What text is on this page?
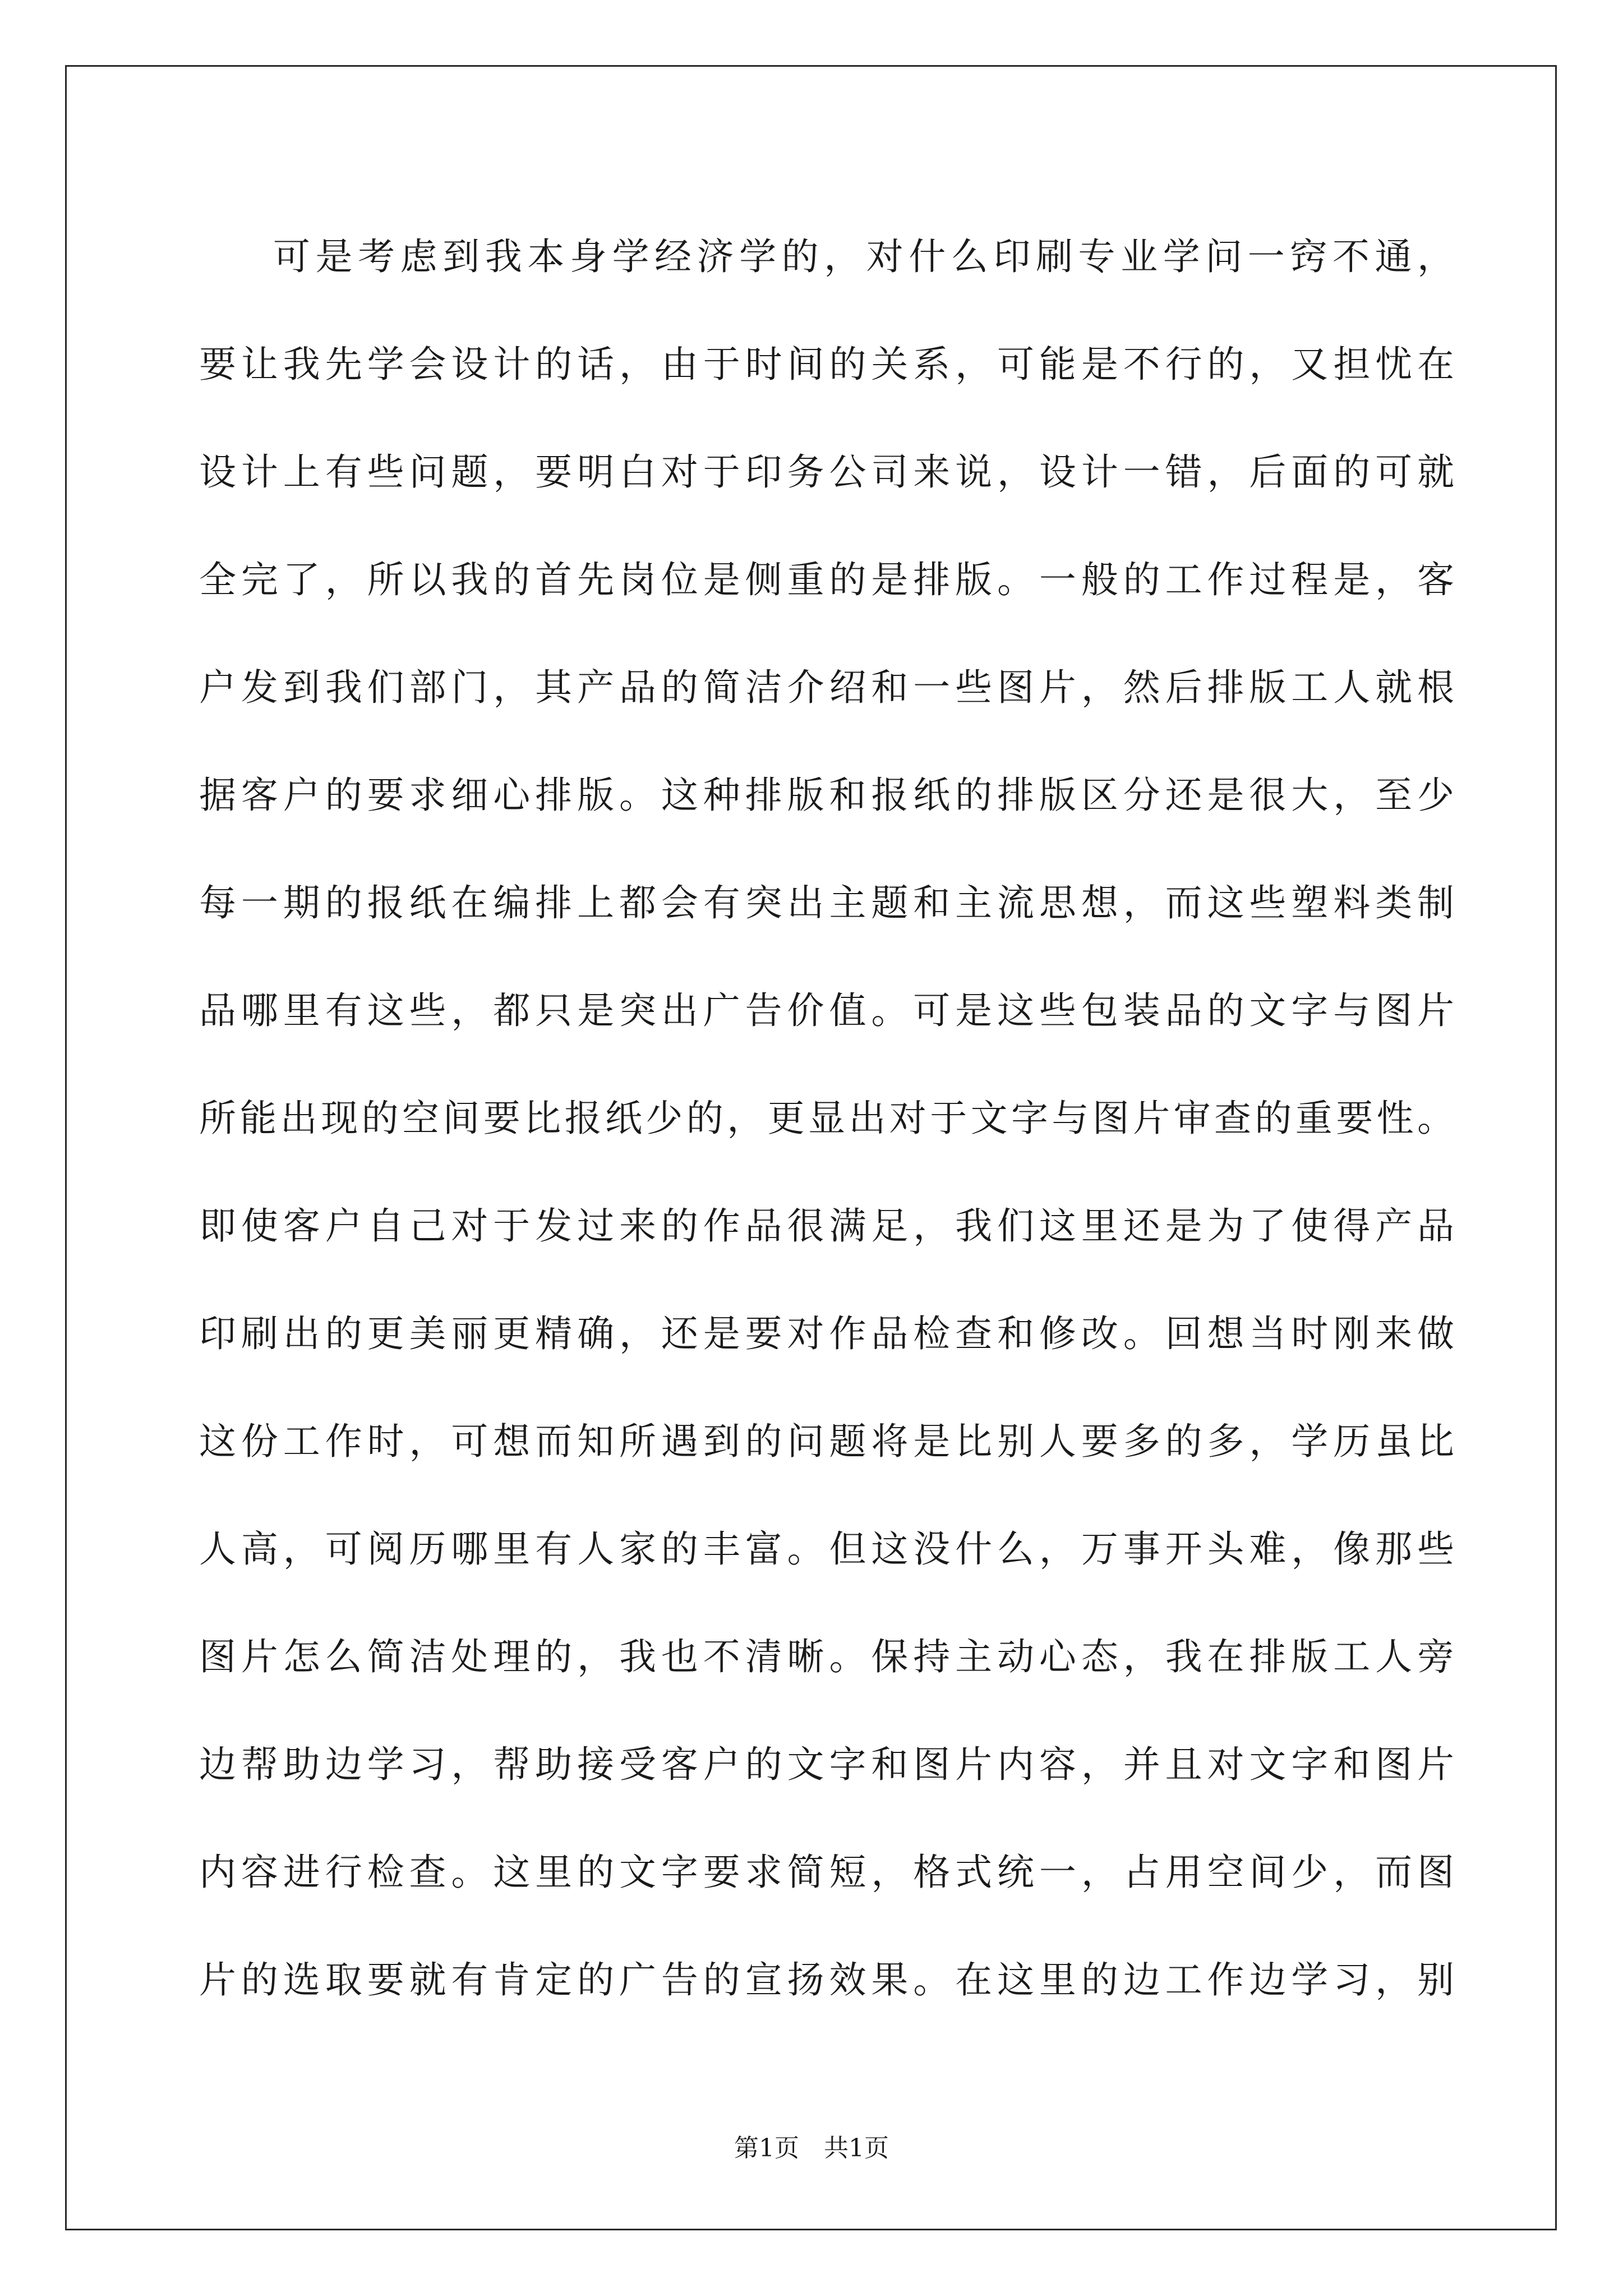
可是考虑到我本身学经济学的，对什么印刷专业学问一窍不通，
要让我先学会设计的话，由于时间的关系，可能是不行的，又担忧在
设计上有些问题，要明白对于印务公司来说，设计一错，后面的可就
全完了，所以我的首先岗位是侧重的是排版。一般的工作过程是，客
户发到我们部门，其产品的简洁介绍和一些图片，然后排版工人就根
据客户的要求细心排版。这种排版和报纸的排版区分还是很大，至少
每一期的报纸在编排上都会有突出主题和主流思想，而这些塑料类制
品哪里有这些，都只是突出广告价值。可是这些包装品的文字与图片
所能出现的空间要比报纸少的，更显出对于文字与图片审查的重要性。
即使客户自己对于发过来的作品很满足，我们这里还是为了使得产品
印刷出的更美丽更精确，还是要对作品检查和修改。回想当时刚来做
这份工作时，可想而知所遇到的问题将是比别人要多的多，学历虽比
人高，可阅历哪里有人家的丰富。但这没什么，万事开头难，像那些
图片怎么简洁处理的，我也不清晰。保持主动心态，我在排版工人旁
边帮助边学习，帮助接受客户的文字和图片内容，并且对文字和图片
内容进行检查。这里的文字要求简短，格式统一，占用空间少，而图
片的选取要就有肯定的广告的宣扬效果。在这里的边工作边学习，别
第1页　共1页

━━━━━━━━━━━━━━━━━━━━

Output an exact copy of the material, with the pictures removed.

What text is on this page?
可是考虑到我本身学经济学的，对什么印刷专业学问一窍不通，
要让我先学会设计的话，由于时间的关系，可能是不行的，又担忧在
设计上有些问题，要明白对于印务公司来说，设计一错，后面的可就
全完了，所以我的首先岗位是侧重的是排版。一般的工作过程是，客
户发到我们部门，其产品的简洁介绍和一些图片，然后排版工人就根
据客户的要求细心排版。这种排版和报纸的排版区分还是很大，至少
每一期的报纸在编排上都会有突出主题和主流思想，而这些塑料类制
品哪里有这些，都只是突出广告价值。可是这些包装品的文字与图片
所能出现的空间要比报纸少的，更显出对于文字与图片审查的重要性。
即使客户自己对于发过来的作品很满足，我们这里还是为了使得产品
印刷出的更美丽更精确，还是要对作品检查和修改。回想当时刚来做
这份工作时，可想而知所遇到的问题将是比别人要多的多，学历虽比
人高，可阅历哪里有人家的丰富。但这没什么，万事开头难，像那些
图片怎么简洁处理的，我也不清晰。保持主动心态，我在排版工人旁
边帮助边学习，帮助接受客户的文字和图片内容，并且对文字和图片
内容进行检查。这里的文字要求简短，格式统一，占用空间少，而图
片的选取要就有肯定的广告的宣扬效果。在这里的边工作边学习，别
第1页　共1页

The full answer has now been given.